▸ **Task**
Check every line below for the word "production" and show those that hold it.

--- START OF Supplied data ---

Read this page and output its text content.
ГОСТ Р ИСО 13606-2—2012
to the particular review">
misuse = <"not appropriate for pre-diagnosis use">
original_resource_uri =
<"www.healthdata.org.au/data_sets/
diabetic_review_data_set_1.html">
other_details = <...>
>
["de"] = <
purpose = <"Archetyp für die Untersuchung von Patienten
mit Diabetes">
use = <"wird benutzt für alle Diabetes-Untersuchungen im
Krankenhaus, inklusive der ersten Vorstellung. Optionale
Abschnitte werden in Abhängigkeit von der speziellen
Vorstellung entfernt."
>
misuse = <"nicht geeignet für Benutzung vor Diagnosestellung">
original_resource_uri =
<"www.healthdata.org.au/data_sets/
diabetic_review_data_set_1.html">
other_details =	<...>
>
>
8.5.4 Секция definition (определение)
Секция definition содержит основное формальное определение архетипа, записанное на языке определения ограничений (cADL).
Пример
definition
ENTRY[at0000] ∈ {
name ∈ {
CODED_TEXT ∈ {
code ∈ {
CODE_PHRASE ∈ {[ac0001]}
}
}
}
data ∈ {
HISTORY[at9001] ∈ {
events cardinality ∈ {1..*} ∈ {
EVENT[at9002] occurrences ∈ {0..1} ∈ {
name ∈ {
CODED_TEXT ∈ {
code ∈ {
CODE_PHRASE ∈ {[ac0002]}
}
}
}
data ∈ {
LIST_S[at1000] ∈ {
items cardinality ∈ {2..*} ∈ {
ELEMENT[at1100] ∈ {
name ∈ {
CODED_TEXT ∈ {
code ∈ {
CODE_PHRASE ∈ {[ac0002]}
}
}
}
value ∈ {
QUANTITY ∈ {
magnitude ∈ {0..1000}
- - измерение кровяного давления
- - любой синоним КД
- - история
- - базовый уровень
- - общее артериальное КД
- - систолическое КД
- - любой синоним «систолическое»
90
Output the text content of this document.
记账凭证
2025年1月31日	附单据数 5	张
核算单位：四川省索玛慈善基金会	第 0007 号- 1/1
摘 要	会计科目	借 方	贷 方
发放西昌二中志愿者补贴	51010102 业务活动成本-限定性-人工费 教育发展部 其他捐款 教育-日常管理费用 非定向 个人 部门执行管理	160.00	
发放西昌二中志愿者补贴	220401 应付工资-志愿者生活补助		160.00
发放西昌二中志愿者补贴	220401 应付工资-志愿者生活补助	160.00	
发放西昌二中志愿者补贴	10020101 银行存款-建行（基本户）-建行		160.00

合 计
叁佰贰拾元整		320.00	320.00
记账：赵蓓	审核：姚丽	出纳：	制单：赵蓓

--- END OF Supplied data ---
--- START OF Supplied data ---

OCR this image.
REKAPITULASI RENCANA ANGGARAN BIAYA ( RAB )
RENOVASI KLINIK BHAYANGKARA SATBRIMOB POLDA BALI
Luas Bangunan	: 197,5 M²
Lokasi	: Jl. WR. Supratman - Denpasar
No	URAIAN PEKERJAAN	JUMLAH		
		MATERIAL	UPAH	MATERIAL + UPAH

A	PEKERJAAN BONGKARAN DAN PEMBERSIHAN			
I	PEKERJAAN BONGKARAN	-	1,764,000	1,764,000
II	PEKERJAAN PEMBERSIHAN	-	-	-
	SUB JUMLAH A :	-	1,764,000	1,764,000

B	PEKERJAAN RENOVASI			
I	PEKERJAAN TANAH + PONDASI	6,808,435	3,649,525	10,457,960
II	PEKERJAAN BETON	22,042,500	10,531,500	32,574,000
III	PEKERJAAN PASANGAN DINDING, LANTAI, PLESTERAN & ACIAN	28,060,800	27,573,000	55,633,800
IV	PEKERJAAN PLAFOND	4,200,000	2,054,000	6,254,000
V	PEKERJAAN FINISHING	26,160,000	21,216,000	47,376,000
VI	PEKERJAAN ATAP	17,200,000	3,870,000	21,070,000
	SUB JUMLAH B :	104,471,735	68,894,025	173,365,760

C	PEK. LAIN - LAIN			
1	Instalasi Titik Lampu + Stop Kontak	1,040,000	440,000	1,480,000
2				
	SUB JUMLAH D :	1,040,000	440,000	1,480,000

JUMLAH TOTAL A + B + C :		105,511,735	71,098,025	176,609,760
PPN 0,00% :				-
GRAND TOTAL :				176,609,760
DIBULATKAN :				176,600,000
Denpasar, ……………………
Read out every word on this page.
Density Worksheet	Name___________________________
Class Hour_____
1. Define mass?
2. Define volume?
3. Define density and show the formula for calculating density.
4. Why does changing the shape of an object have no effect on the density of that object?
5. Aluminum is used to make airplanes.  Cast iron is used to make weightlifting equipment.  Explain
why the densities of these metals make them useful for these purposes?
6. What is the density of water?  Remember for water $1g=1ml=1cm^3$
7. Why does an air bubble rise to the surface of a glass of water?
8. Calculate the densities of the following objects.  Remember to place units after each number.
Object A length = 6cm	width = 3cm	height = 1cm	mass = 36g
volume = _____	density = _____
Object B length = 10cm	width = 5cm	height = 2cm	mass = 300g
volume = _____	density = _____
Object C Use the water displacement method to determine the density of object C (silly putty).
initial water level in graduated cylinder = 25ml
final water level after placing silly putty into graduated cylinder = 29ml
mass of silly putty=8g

--- END OF Supplied data ---
--- START OF Supplied data ---

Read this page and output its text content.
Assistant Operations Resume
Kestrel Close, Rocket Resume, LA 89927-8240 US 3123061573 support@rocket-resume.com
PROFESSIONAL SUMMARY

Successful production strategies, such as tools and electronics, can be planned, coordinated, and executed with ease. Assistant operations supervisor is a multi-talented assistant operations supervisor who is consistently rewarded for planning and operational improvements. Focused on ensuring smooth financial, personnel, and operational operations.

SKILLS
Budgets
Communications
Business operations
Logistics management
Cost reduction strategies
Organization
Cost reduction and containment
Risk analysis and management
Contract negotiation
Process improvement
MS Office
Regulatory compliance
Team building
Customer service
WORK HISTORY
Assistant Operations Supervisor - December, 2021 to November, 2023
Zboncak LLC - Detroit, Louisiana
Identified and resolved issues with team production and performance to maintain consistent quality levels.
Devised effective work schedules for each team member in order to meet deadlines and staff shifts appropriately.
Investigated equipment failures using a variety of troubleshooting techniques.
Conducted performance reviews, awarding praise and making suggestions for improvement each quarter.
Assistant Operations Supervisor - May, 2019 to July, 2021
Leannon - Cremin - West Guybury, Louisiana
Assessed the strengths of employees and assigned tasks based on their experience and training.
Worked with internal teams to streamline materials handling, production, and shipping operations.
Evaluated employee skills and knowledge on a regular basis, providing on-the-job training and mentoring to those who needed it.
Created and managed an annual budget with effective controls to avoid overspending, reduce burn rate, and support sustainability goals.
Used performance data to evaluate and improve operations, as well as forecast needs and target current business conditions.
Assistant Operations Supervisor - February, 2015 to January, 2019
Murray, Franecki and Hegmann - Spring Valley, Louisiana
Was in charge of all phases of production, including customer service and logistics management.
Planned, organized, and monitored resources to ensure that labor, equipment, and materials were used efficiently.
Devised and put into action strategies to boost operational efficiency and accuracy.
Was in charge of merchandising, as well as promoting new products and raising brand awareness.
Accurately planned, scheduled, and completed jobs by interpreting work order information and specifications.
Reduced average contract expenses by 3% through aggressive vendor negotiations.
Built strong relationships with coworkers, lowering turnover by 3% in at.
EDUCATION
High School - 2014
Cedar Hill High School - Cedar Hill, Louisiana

--- END OF Supplied data ---

▸ **Solution to this task**
Successful production strategies, such as tools and electronics, can be planned, coordinated, and executed with ease. Assistant operations supervisor is a multi-talented assistant operations supervisor who is consistently rewarded for planning and operational improvements. Focused on ensuring smooth financial, personnel, and operational operations.
Identified and resolved issues with team production and performance to maintain consistent quality levels.
Worked with internal teams to streamline materials handling, production, and shipping operations.
Was in charge of all phases of production, including customer service and logistics management.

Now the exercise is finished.